- _Required work_:
Each entry needs to be restated exactly as written.

- _Dataset extract_:
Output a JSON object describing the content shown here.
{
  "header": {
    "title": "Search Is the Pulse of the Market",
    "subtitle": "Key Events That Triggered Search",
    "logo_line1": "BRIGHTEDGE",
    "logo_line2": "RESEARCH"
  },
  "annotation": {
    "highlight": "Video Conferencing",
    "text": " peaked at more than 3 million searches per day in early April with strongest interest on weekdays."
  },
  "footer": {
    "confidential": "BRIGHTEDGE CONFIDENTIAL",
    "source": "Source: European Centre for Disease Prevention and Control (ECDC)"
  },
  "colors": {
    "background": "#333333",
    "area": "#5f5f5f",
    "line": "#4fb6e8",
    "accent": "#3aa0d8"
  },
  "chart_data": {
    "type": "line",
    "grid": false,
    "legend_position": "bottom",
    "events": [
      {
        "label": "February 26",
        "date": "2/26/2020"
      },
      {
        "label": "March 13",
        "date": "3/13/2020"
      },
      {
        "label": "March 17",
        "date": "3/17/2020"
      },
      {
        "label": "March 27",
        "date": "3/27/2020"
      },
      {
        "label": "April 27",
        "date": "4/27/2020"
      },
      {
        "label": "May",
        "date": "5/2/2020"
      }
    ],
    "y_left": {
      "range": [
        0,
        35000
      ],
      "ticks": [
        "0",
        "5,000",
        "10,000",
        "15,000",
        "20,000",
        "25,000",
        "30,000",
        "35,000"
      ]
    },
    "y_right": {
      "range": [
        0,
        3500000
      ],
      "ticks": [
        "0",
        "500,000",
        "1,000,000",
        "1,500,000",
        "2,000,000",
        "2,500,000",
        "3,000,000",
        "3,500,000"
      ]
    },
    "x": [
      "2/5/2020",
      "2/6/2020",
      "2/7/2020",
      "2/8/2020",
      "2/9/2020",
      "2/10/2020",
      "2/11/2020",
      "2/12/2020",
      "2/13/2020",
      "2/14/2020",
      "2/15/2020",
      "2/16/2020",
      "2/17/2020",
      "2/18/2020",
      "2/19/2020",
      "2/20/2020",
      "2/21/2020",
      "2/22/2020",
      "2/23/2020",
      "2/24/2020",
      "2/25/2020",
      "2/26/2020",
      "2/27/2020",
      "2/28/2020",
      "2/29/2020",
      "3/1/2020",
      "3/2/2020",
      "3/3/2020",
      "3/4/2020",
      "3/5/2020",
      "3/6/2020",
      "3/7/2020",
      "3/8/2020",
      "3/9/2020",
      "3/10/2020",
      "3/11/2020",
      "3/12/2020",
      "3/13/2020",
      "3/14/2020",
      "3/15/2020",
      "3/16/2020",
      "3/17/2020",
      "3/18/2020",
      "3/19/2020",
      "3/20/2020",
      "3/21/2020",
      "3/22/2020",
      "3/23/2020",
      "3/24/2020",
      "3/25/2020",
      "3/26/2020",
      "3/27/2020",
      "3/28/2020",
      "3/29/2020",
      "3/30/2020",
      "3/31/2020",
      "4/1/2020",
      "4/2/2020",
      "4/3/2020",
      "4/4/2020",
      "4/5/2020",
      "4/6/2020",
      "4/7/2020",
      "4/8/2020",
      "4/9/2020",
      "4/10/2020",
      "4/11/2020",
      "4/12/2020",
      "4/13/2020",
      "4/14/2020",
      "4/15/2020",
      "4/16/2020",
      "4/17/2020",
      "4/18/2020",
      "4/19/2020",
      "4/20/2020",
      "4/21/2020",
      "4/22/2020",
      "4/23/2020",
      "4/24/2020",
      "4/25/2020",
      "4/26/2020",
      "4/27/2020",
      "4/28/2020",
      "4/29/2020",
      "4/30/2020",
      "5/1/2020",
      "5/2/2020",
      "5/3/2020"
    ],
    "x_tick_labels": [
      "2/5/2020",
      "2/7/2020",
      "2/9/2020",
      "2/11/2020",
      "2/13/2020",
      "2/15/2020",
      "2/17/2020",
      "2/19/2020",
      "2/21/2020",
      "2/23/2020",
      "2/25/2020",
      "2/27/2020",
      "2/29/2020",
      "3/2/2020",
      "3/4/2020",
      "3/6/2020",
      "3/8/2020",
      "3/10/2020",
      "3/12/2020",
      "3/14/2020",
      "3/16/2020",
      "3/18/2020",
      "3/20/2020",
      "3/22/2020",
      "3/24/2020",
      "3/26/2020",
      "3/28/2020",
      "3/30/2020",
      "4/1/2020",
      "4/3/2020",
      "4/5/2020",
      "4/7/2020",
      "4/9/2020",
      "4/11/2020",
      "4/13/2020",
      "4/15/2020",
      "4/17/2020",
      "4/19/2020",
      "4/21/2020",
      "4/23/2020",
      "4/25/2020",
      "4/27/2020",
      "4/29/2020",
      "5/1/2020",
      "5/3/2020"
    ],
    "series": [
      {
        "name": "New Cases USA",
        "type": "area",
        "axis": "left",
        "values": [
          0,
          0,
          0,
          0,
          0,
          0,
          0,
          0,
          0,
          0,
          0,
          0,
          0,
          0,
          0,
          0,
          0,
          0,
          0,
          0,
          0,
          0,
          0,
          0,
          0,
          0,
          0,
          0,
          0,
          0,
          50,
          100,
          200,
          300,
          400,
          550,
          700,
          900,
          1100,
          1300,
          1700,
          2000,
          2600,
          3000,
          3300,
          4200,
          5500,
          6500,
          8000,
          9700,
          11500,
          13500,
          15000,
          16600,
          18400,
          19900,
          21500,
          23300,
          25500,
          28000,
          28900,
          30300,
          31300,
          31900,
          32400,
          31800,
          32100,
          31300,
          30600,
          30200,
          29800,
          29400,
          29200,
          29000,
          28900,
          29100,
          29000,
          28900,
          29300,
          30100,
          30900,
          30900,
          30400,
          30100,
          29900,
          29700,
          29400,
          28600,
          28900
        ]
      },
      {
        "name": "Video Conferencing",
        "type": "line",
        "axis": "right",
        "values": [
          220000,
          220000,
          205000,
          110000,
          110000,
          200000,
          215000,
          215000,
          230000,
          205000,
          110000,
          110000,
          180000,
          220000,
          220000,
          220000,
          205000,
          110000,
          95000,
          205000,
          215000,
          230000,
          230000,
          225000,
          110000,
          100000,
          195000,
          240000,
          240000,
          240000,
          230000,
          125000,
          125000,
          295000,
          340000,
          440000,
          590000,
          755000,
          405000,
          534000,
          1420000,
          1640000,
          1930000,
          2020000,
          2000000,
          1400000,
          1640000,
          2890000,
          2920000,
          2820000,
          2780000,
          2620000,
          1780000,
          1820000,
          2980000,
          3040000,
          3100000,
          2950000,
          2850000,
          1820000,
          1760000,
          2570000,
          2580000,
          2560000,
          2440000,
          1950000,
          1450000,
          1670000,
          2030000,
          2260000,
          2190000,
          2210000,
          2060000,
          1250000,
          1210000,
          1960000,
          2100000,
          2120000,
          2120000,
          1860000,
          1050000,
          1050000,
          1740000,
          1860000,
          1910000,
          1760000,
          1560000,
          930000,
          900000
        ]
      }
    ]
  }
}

- _Task solution_:
Output a JSON object describing the content shown here.
{
  "header": {
    "title": "Search Is the Pulse of the Market",
    "subtitle": "Key Events That Triggered Search",
    "logo_line1": "BRIGHTEDGE",
    "logo_line2": "RESEARCH"
  },
  "annotation": {
    "highlight": "Video Conferencing",
    "text": " peaked at more than 3 million searches per day in early April with strongest interest on weekdays."
  },
  "footer": {
    "confidential": "BRIGHTEDGE CONFIDENTIAL",
    "source": "Source: European Centre for Disease Prevention and Control (ECDC)"
  },
  "colors": {
    "background": "#333333",
    "area": "#5f5f5f",
    "line": "#4fb6e8",
    "accent": "#3aa0d8"
  },
  "chart_data": {
    "type": "line",
    "grid": false,
    "legend_position": "bottom",
    "events": [
      {
        "label": "February 26",
        "date": "2/26/2020"
      },
      {
        "label": "March 13",
        "date": "3/13/2020"
      },
      {
        "label": "March 17",
        "date": "3/17/2020"
      },
      {
        "label": "March 27",
        "date": "3/27/2020"
      },
      {
        "label": "April 27",
        "date": "4/27/2020"
      },
      {
        "label": "May",
        "date": "5/2/2020"
      }
    ],
    "y_left": {
      "range": [
        0,
        35000
      ],
      "ticks": [
        "0",
        "5,000",
        "10,000",
        "15,000",
        "20,000",
        "25,000",
        "30,000",
        "35,000"
      ]
    },
    "y_right": {
      "range": [
        0,
        3500000
      ],
      "ticks": [
        "0",
        "500,000",
        "1,000,000",
        "1,500,000",
        "2,000,000",
        "2,500,000",
        "3,000,000",
        "3,500,000"
      ]
    },
    "x": [
      "2/5/2020",
      "2/6/2020",
      "2/7/2020",
      "2/8/2020",
      "2/9/2020",
      "2/10/2020",
      "2/11/2020",
      "2/12/2020",
      "2/13/2020",
      "2/14/2020",
      "2/15/2020",
      "2/16/2020",
      "2/17/2020",
      "2/18/2020",
      "2/19/2020",
      "2/20/2020",
      "2/21/2020",
      "2/22/2020",
      "2/23/2020",
      "2/24/2020",
      "2/25/2020",
      "2/26/2020",
      "2/27/2020",
      "2/28/2020",
      "2/29/2020",
      "3/1/2020",
      "3/2/2020",
      "3/3/2020",
      "3/4/2020",
      "3/5/2020",
      "3/6/2020",
      "3/7/2020",
      "3/8/2020",
      "3/9/2020",
      "3/10/2020",
      "3/11/2020",
      "3/12/2020",
      "3/13/2020",
      "3/14/2020",
      "3/15/2020",
      "3/16/2020",
      "3/17/2020",
      "3/18/2020",
      "3/19/2020",
      "3/20/2020",
      "3/21/2020",
      "3/22/2020",
      "3/23/2020",
      "3/24/2020",
      "3/25/2020",
      "3/26/2020",
      "3/27/2020",
      "3/28/2020",
      "3/29/2020",
      "3/30/2020",
      "3/31/2020",
      "4/1/2020",
      "4/2/2020",
      "4/3/2020",
      "4/4/2020",
      "4/5/2020",
      "4/6/2020",
      "4/7/2020",
      "4/8/2020",
      "4/9/2020",
      "4/10/2020",
      "4/11/2020",
      "4/12/2020",
      "4/13/2020",
      "4/14/2020",
      "4/15/2020",
      "4/16/2020",
      "4/17/2020",
      "4/18/2020",
      "4/19/2020",
      "4/20/2020",
      "4/21/2020",
      "4/22/2020",
      "4/23/2020",
      "4/24/2020",
      "4/25/2020",
      "4/26/2020",
      "4/27/2020",
      "4/28/2020",
      "4/29/2020",
      "4/30/2020",
      "5/1/2020",
      "5/2/2020",
      "5/3/2020"
    ],
    "x_tick_labels": [
      "2/5/2020",
      "2/7/2020",
      "2/9/2020",
      "2/11/2020",
      "2/13/2020",
      "2/15/2020",
      "2/17/2020",
      "2/19/2020",
      "2/21/2020",
      "2/23/2020",
      "2/25/2020",
      "2/27/2020",
      "2/29/2020",
      "3/2/2020",
      "3/4/2020",
      "3/6/2020",
      "3/8/2020",
      "3/10/2020",
      "3/12/2020",
      "3/14/2020",
      "3/16/2020",
      "3/18/2020",
      "3/20/2020",
      "3/22/2020",
      "3/24/2020",
      "3/26/2020",
      "3/28/2020",
      "3/30/2020",
      "4/1/2020",
      "4/3/2020",
      "4/5/2020",
      "4/7/2020",
      "4/9/2020",
      "4/11/2020",
      "4/13/2020",
      "4/15/2020",
      "4/17/2020",
      "4/19/2020",
      "4/21/2020",
      "4/23/2020",
      "4/25/2020",
      "4/27/2020",
      "4/29/2020",
      "5/1/2020",
      "5/3/2020"
    ],
    "series": [
      {
        "name": "New Cases USA",
        "type": "area",
        "axis": "left",
        "values": [
          0,
          0,
          0,
          0,
          0,
          0,
          0,
          0,
          0,
          0,
          0,
          0,
          0,
          0,
          0,
          0,
          0,
          0,
          0,
          0,
          0,
          0,
          0,
          0,
          0,
          0,
          0,
          0,
          0,
          0,
          50,
          100,
          200,
          300,
          400,
          550,
          700,
          900,
          1100,
          1300,
          1700,
          2000,
          2600,
          3000,
          3300,
          4200,
          5500,
          6500,
          8000,
          9700,
          11500,
          13500,
          15000,
          16600,
          18400,
          19900,
          21500,
          23300,
          25500,
          28000,
          28900,
          30300,
          31300,
          31900,
          32400,
          31800,
          32100,
          31300,
          30600,
          30200,
          29800,
          29400,
          29200,
          29000,
          28900,
          29100,
          29000,
          28900,
          29300,
          30100,
          30900,
          30900,
          30400,
          30100,
          29900,
          29700,
          29400,
          28600,
          28900
        ]
      },
      {
        "name": "Video Conferencing",
        "type": "line",
        "axis": "right",
        "values": [
          220000,
          220000,
          205000,
          110000,
          110000,
          200000,
          215000,
          215000,
          230000,
          205000,
          110000,
          110000,
          180000,
          220000,
          220000,
          220000,
          205000,
          110000,
          95000,
          205000,
          215000,
          230000,
          230000,
          225000,
          110000,
          100000,
          195000,
          240000,
          240000,
          240000,
          230000,
          125000,
          125000,
          295000,
          340000,
          440000,
          590000,
          755000,
          405000,
          534000,
          1420000,
          1640000,
          1930000,
          2020000,
          2000000,
          1400000,
          1640000,
          2890000,
          2920000,
          2820000,
          2780000,
          2620000,
          1780000,
          1820000,
          2980000,
          3040000,
          3100000,
          2950000,
          2850000,
          1820000,
          1760000,
          2570000,
          2580000,
          2560000,
          2440000,
          1950000,
          1450000,
          1670000,
          2030000,
          2260000,
          2190000,
          2210000,
          2060000,
          1250000,
          1210000,
          1960000,
          2100000,
          2120000,
          2120000,
          1860000,
          1050000,
          1050000,
          1740000,
          1860000,
          1910000,
          1760000,
          1560000,
          930000,
          900000
        ]
      }
    ]
  }
}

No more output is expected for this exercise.